* DATA SUPPLIED
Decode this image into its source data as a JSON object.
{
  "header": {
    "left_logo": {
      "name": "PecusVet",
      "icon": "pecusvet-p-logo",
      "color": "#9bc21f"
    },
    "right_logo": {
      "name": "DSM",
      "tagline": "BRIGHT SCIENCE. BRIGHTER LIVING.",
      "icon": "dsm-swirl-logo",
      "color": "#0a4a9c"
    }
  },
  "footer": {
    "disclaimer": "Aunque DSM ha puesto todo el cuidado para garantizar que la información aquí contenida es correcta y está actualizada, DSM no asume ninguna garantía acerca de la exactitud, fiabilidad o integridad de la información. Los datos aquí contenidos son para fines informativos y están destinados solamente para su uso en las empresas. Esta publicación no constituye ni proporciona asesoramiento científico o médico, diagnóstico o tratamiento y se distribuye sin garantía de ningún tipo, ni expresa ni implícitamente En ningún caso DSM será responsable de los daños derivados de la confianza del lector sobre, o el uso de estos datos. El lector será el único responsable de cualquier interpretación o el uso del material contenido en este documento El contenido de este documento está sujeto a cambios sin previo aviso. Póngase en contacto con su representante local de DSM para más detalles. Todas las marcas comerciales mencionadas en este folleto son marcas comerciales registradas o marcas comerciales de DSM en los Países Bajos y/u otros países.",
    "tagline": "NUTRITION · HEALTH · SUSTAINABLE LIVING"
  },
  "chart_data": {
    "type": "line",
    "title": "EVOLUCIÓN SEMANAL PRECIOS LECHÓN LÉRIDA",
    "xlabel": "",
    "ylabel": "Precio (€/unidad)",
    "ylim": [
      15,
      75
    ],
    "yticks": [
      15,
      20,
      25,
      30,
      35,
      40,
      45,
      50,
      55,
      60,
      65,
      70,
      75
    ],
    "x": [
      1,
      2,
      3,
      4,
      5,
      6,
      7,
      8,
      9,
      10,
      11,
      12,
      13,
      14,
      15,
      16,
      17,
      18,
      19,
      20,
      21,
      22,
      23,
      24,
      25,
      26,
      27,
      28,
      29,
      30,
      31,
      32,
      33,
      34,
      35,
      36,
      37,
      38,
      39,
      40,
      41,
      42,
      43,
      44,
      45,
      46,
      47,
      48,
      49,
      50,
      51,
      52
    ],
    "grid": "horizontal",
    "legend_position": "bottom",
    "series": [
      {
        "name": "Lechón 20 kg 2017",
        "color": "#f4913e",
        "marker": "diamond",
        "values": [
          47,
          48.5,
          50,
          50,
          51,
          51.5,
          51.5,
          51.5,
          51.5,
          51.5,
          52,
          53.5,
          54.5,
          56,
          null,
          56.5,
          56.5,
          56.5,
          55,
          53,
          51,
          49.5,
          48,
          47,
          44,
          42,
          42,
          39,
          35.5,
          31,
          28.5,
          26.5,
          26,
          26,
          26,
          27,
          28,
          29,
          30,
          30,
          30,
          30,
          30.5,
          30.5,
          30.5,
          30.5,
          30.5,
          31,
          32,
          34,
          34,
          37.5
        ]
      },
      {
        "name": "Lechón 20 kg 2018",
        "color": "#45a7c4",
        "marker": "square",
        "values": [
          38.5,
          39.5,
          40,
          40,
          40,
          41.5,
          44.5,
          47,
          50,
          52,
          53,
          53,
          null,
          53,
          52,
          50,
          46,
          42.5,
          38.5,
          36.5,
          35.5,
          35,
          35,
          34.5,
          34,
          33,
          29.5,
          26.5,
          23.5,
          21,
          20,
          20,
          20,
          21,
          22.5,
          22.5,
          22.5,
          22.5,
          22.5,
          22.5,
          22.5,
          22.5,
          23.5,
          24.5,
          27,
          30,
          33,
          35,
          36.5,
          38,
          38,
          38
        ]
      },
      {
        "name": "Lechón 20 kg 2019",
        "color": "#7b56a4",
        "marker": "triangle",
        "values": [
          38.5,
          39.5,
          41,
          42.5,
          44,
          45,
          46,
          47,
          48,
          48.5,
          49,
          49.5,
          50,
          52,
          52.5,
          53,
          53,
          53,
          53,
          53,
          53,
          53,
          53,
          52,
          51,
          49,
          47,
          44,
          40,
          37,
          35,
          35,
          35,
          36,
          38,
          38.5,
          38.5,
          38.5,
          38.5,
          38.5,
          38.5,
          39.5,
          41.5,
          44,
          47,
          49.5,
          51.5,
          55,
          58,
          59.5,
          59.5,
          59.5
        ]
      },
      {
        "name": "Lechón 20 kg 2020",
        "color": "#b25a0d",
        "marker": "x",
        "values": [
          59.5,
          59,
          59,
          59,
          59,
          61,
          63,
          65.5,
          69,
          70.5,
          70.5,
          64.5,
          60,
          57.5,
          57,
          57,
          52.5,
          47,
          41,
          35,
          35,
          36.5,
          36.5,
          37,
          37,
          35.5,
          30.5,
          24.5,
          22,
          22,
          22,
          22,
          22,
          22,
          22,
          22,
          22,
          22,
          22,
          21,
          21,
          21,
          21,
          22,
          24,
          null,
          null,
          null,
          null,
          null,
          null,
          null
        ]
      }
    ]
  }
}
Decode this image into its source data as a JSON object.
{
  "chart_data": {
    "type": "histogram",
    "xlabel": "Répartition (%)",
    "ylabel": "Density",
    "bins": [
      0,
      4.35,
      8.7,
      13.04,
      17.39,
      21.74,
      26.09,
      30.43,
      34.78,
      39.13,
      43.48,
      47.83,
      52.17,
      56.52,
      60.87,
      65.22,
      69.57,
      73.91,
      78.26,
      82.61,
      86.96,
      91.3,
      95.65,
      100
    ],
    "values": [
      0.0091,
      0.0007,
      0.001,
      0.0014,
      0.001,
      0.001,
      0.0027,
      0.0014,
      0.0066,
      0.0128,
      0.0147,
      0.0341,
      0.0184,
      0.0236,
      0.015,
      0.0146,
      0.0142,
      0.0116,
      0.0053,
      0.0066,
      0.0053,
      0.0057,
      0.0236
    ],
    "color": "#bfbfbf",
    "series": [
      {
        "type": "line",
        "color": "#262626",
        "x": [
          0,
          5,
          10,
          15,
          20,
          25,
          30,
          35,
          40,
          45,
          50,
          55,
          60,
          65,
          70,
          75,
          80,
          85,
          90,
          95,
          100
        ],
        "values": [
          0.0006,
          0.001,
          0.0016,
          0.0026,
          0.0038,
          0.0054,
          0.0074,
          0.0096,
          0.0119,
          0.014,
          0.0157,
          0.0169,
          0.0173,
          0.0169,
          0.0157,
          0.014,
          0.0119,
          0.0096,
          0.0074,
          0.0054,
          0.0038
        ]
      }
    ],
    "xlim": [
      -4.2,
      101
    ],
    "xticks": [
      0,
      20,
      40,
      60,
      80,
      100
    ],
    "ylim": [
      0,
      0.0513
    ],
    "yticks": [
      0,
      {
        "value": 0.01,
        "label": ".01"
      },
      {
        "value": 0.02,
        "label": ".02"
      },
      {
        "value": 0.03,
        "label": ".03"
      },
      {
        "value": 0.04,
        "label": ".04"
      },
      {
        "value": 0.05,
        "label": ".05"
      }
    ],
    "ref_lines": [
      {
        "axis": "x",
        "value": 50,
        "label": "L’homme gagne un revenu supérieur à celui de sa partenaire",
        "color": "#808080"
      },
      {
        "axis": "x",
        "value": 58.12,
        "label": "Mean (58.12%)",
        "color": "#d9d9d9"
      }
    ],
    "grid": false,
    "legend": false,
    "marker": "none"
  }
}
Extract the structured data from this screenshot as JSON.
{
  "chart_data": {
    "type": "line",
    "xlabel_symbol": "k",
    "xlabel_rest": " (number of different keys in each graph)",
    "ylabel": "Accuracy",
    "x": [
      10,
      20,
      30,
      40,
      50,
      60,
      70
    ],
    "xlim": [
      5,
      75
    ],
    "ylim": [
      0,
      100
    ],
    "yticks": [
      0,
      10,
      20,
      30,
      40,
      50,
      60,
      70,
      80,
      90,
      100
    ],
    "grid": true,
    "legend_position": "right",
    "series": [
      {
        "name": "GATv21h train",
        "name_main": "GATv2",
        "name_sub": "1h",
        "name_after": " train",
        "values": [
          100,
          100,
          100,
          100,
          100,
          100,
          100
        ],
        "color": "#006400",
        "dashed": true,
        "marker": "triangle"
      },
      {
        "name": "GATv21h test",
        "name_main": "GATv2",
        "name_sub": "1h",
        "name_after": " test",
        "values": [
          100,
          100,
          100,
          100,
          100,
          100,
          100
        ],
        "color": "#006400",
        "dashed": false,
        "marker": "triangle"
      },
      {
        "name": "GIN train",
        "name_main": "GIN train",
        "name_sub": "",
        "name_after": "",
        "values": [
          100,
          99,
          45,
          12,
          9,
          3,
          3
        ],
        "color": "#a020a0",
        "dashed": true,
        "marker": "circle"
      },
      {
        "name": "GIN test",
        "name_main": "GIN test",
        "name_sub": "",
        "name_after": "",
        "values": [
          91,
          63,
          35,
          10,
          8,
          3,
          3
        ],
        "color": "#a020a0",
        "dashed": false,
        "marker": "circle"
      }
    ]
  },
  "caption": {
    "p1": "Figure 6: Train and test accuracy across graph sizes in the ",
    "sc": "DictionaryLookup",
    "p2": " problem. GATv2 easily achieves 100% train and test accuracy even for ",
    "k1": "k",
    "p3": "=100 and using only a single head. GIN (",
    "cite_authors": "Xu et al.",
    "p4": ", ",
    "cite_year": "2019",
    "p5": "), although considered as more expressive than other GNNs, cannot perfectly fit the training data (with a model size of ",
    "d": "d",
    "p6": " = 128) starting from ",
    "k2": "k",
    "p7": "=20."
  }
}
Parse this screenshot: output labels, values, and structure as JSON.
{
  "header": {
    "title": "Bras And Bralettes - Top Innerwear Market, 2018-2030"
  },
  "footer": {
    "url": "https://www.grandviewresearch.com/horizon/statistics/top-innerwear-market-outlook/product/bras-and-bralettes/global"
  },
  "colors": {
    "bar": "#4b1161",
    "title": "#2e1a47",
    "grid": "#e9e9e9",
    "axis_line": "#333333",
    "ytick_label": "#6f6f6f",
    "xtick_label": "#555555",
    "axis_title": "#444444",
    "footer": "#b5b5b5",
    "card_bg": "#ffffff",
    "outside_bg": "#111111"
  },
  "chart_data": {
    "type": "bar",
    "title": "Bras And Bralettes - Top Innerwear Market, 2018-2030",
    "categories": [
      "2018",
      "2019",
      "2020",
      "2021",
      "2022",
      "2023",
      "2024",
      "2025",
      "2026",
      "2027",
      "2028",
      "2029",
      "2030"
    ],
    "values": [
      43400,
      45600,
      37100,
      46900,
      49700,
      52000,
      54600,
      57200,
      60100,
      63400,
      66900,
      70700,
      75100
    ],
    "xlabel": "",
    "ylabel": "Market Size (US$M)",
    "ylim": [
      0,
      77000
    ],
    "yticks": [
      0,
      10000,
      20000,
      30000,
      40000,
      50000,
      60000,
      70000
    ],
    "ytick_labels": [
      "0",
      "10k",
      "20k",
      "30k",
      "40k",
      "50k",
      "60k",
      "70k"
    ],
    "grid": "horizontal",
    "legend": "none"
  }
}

* THE TASK
Wherever the string "ylabel" appears in the entries above, list that line.

* SOLUTION TO THIS EXERCISE
    "ylabel": "Precio (€/unidad)",
    "ylabel": "Density",
    "ylabel": "Accuracy",
    "ylabel": "Market Size (US$M)",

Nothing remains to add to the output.